- AIM -
Every line below should be copied exactly; drop the pictures.

- DATA IN THIS EXERCISE -
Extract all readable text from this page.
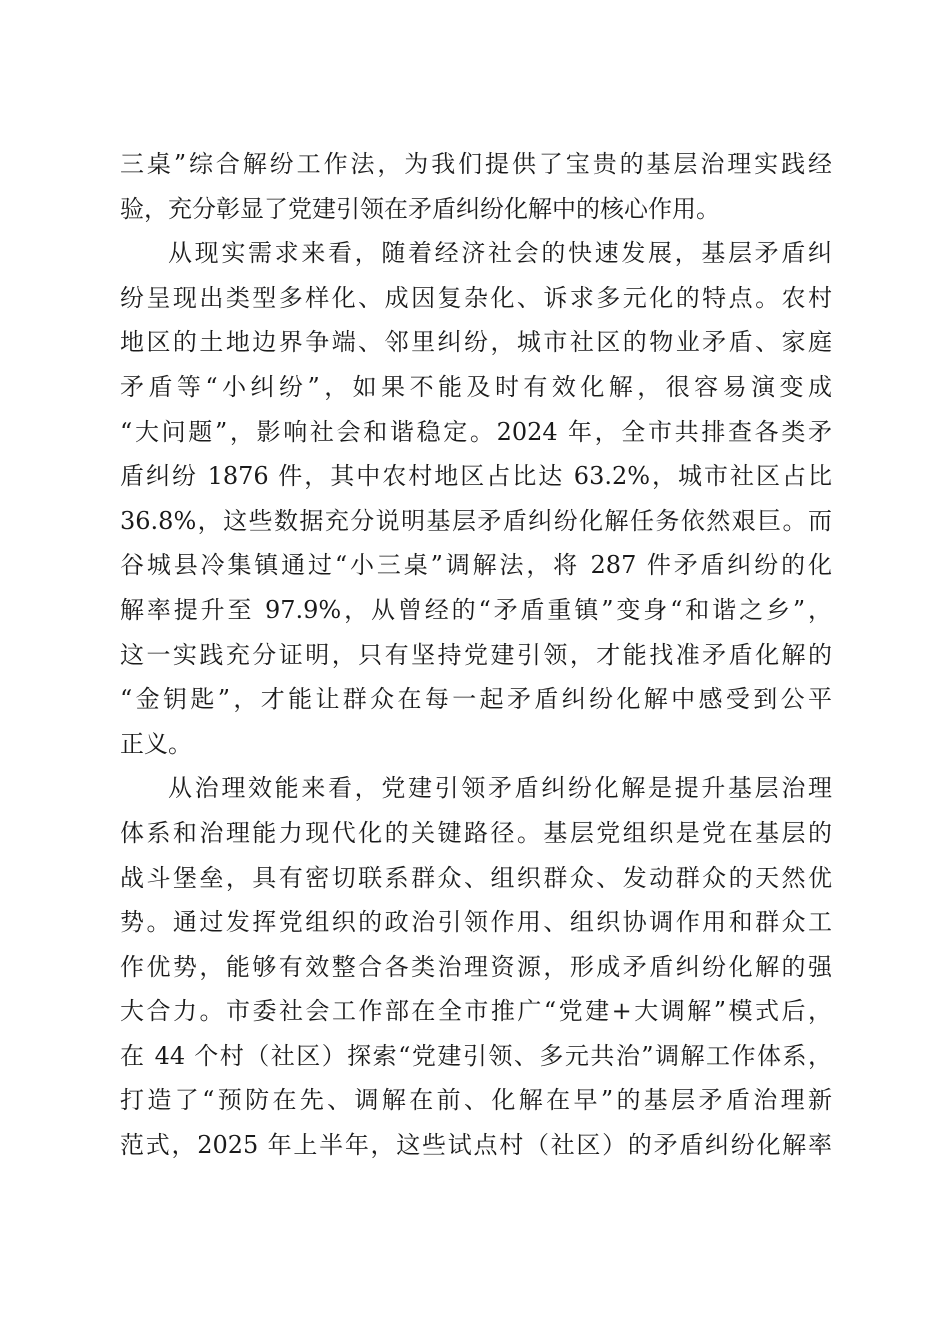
三桌”综合解纷工作法，为我们提供了宝贵的基层治理实践经
验，充分彰显了党建引领在矛盾纠纷化解中的核心作用。
从现实需求来看，随着经济社会的快速发展，基层矛盾纠
纷呈现出类型多样化、成因复杂化、诉求多元化的特点。农村
地区的土地边界争端、邻里纠纷，城市社区的物业矛盾、家庭
矛盾等“小纠纷”，如果不能及时有效化解，很容易演变成
“大问题”，影响社会和谐稳定。2024 年，全市共排查各类矛
盾纠纷 1876 件，其中农村地区占比达 63.2%，城市社区占比
36.8%，这些数据充分说明基层矛盾纠纷化解任务依然艰巨。而
谷城县冷集镇通过“小三桌”调解法，将 287 件矛盾纠纷的化
解率提升至 97.9%，从曾经的“矛盾重镇”变身“和谐之乡”，
这一实践充分证明，只有坚持党建引领，才能找准矛盾化解的
“金钥匙”，才能让群众在每一起矛盾纠纷化解中感受到公平
正义。
从治理效能来看，党建引领矛盾纠纷化解是提升基层治理
体系和治理能力现代化的关键路径。基层党组织是党在基层的
战斗堡垒，具有密切联系群众、组织群众、发动群众的天然优
势。通过发挥党组织的政治引领作用、组织协调作用和群众工
作优势，能够有效整合各类治理资源，形成矛盾纠纷化解的强
大合力。市委社会工作部在全市推广“党建+大调解”模式后，
在 44 个村（社区）探索“党建引领、多元共治”调解工作体系，
打造了“预防在先、调解在前、化解在早”的基层矛盾治理新
范式，2025 年上半年，这些试点村（社区）的矛盾纠纷化解率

- WORKED ANSWER -
Extract all readable text from this page.
三桌”综合解纷工作法，为我们提供了宝贵的基层治理实践经
验，充分彰显了党建引领在矛盾纠纷化解中的核心作用。
从现实需求来看，随着经济社会的快速发展，基层矛盾纠
纷呈现出类型多样化、成因复杂化、诉求多元化的特点。农村
地区的土地边界争端、邻里纠纷，城市社区的物业矛盾、家庭
矛盾等“小纠纷”，如果不能及时有效化解，很容易演变成
“大问题”，影响社会和谐稳定。2024 年，全市共排查各类矛
盾纠纷 1876 件，其中农村地区占比达 63.2%，城市社区占比
36.8%，这些数据充分说明基层矛盾纠纷化解任务依然艰巨。而
谷城县冷集镇通过“小三桌”调解法，将 287 件矛盾纠纷的化
解率提升至 97.9%，从曾经的“矛盾重镇”变身“和谐之乡”，
这一实践充分证明，只有坚持党建引领，才能找准矛盾化解的
“金钥匙”，才能让群众在每一起矛盾纠纷化解中感受到公平
正义。
从治理效能来看，党建引领矛盾纠纷化解是提升基层治理
体系和治理能力现代化的关键路径。基层党组织是党在基层的
战斗堡垒，具有密切联系群众、组织群众、发动群众的天然优
势。通过发挥党组织的政治引领作用、组织协调作用和群众工
作优势，能够有效整合各类治理资源，形成矛盾纠纷化解的强
大合力。市委社会工作部在全市推广“党建+大调解”模式后，
在 44 个村（社区）探索“党建引领、多元共治”调解工作体系，
打造了“预防在先、调解在前、化解在早”的基层矛盾治理新
范式，2025 年上半年，这些试点村（社区）的矛盾纠纷化解率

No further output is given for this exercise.